### AIM OF THE EXERCISE
Return the material word for word. Do not include pictures.

□ □ □ □ □ □ □

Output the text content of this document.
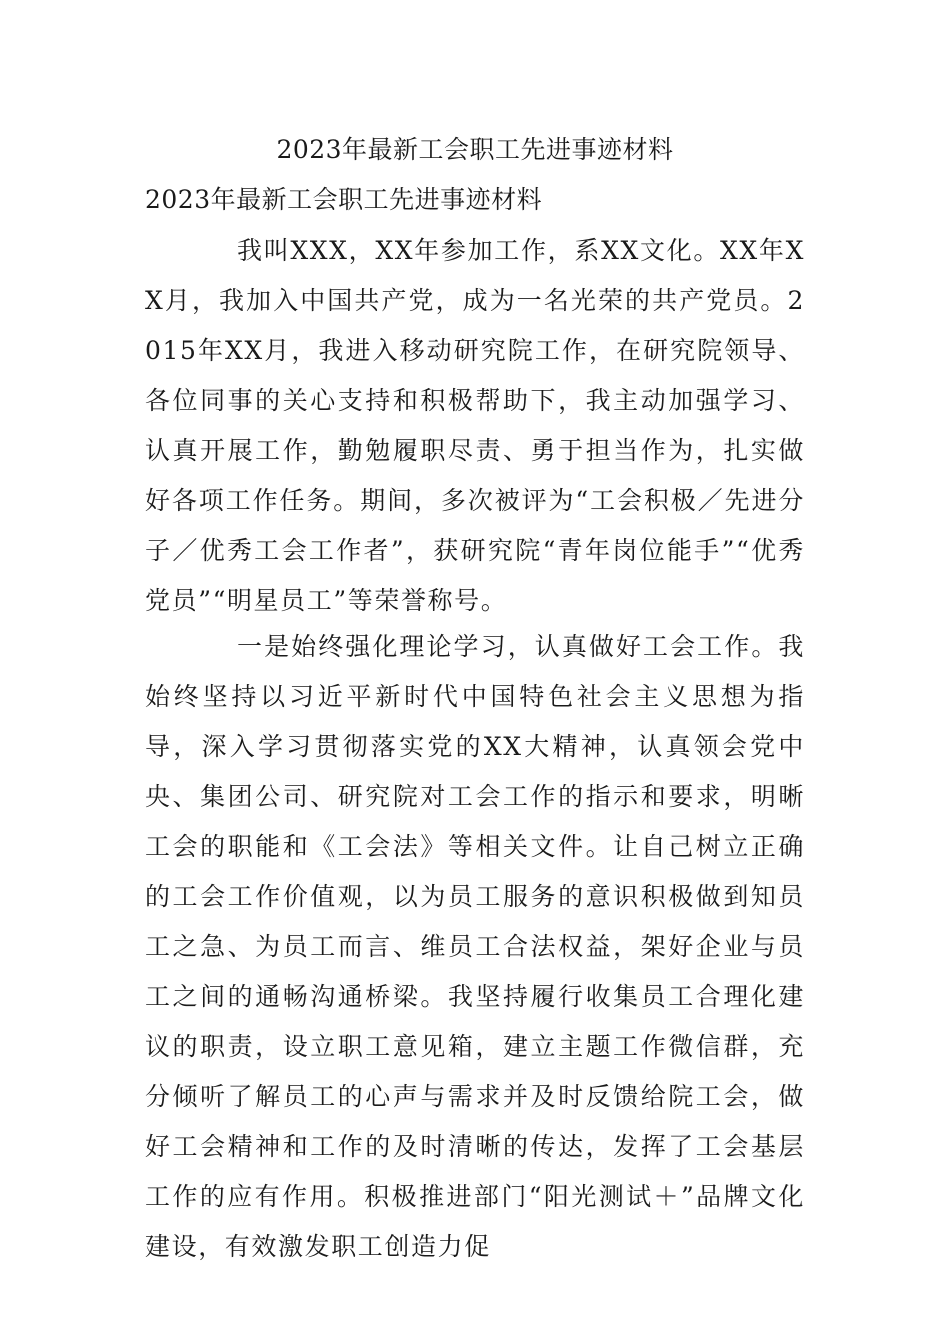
2023年最新工会职工先进事迹材料
2023年最新工会职工先进事迹材料

我叫XXX，XX年参加工作，系XX文化。XX年XX月，我加入中国共产党，成为一名光荣的共产党员。2015年XX月，我进入移动研究院工作，在研究院领导、各位同事的关心支持和积极帮助下，我主动加强学习、认真开展工作，勤勉履职尽责、勇于担当作为，扎实做好各项工作任务。期间，多次被评为“工会积极／先进分子／优秀工会工作者”，获研究院“青年岗位能手”“优秀党员”“明星员工”等荣誉称号。

一是始终强化理论学习，认真做好工会工作。我始终坚持以习近平新时代中国特色社会主义思想为指导，深入学习贯彻落实党的XX大精神，认真领会党中央、集团公司、研究院对工会工作的指示和要求，明晰工会的职能和《工会法》等相关文件。让自己树立正确的工会工作价值观，以为员工服务的意识积极做到知员工之急、为员工而言、维员工合法权益，架好企业与员工之间的通畅沟通桥梁。我坚持履行收集员工合理化建议的职责，设立职工意见箱，建立主题工作微信群，充分倾听了解员工的心声与需求并及时反馈给院工会，做好工会精神和工作的及时清晰的传达，发挥了工会基层工作的应有作用。积极推进部门“阳光测试＋”品牌文化建设，有效激发职工创造力促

□ □ □ □ □ □ □

### TASK SOLUTION
Output the text content of this document.
2023年最新工会职工先进事迹材料
2023年最新工会职工先进事迹材料

我叫XXX，XX年参加工作，系XX文化。XX年XX月，我加入中国共产党，成为一名光荣的共产党员。2015年XX月，我进入移动研究院工作，在研究院领导、各位同事的关心支持和积极帮助下，我主动加强学习、认真开展工作，勤勉履职尽责、勇于担当作为，扎实做好各项工作任务。期间，多次被评为“工会积极／先进分子／优秀工会工作者”，获研究院“青年岗位能手”“优秀党员”“明星员工”等荣誉称号。

一是始终强化理论学习，认真做好工会工作。我始终坚持以习近平新时代中国特色社会主义思想为指导，深入学习贯彻落实党的XX大精神，认真领会党中央、集团公司、研究院对工会工作的指示和要求，明晰工会的职能和《工会法》等相关文件。让自己树立正确的工会工作价值观，以为员工服务的意识积极做到知员工之急、为员工而言、维员工合法权益，架好企业与员工之间的通畅沟通桥梁。我坚持履行收集员工合理化建议的职责，设立职工意见箱，建立主题工作微信群，充分倾听了解员工的心声与需求并及时反馈给院工会，做好工会精神和工作的及时清晰的传达，发挥了工会基层工作的应有作用。积极推进部门“阳光测试＋”品牌文化建设，有效激发职工创造力促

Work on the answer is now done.